TASK OBJECTIVE
Copy the data precisely, character for character, and leave out every picture.

RAW DATA

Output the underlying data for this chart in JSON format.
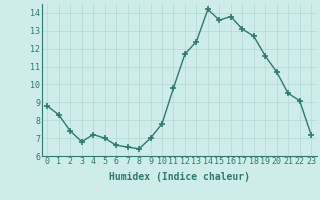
{
  "x": [
    0,
    1,
    2,
    3,
    4,
    5,
    6,
    7,
    8,
    9,
    10,
    11,
    12,
    13,
    14,
    15,
    16,
    17,
    18,
    19,
    20,
    21,
    22,
    23
  ],
  "y": [
    8.8,
    8.3,
    7.4,
    6.8,
    7.2,
    7.0,
    6.6,
    6.5,
    6.4,
    7.0,
    7.8,
    9.8,
    11.7,
    12.4,
    14.2,
    13.6,
    13.8,
    13.1,
    12.7,
    11.6,
    10.7,
    9.5,
    9.1,
    7.2
  ],
  "xlim": [
    -0.5,
    23.5
  ],
  "ylim": [
    6,
    14.5
  ],
  "yticks": [
    6,
    7,
    8,
    9,
    10,
    11,
    12,
    13,
    14
  ],
  "xticks": [
    0,
    1,
    2,
    3,
    4,
    5,
    6,
    7,
    8,
    9,
    10,
    11,
    12,
    13,
    14,
    15,
    16,
    17,
    18,
    19,
    20,
    21,
    22,
    23
  ],
  "xlabel": "Humidex (Indice chaleur)",
  "line_color": "#2d7a6e",
  "bg_color": "#ceecea",
  "grid_color": "#b0d9d5",
  "tick_color": "#2d7a6e",
  "label_color": "#2d7a6e",
  "marker": "+",
  "markersize": 4,
  "linewidth": 1.0,
  "xlabel_fontsize": 7,
  "tick_fontsize": 6
}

CORRECT RESPONSE
Output the underlying data for this chart in JSON format.
{
  "x": [
    0,
    1,
    2,
    3,
    4,
    5,
    6,
    7,
    8,
    9,
    10,
    11,
    12,
    13,
    14,
    15,
    16,
    17,
    18,
    19,
    20,
    21,
    22,
    23
  ],
  "y": [
    8.8,
    8.3,
    7.4,
    6.8,
    7.2,
    7.0,
    6.6,
    6.5,
    6.4,
    7.0,
    7.8,
    9.8,
    11.7,
    12.4,
    14.2,
    13.6,
    13.8,
    13.1,
    12.7,
    11.6,
    10.7,
    9.5,
    9.1,
    7.2
  ],
  "xlim": [
    -0.5,
    23.5
  ],
  "ylim": [
    6,
    14.5
  ],
  "yticks": [
    6,
    7,
    8,
    9,
    10,
    11,
    12,
    13,
    14
  ],
  "xticks": [
    0,
    1,
    2,
    3,
    4,
    5,
    6,
    7,
    8,
    9,
    10,
    11,
    12,
    13,
    14,
    15,
    16,
    17,
    18,
    19,
    20,
    21,
    22,
    23
  ],
  "xlabel": "Humidex (Indice chaleur)",
  "line_color": "#2d7a6e",
  "bg_color": "#ceecea",
  "grid_color": "#b0d9d5",
  "tick_color": "#2d7a6e",
  "label_color": "#2d7a6e",
  "marker": "+",
  "markersize": 4,
  "linewidth": 1.0,
  "xlabel_fontsize": 7,
  "tick_fontsize": 6
}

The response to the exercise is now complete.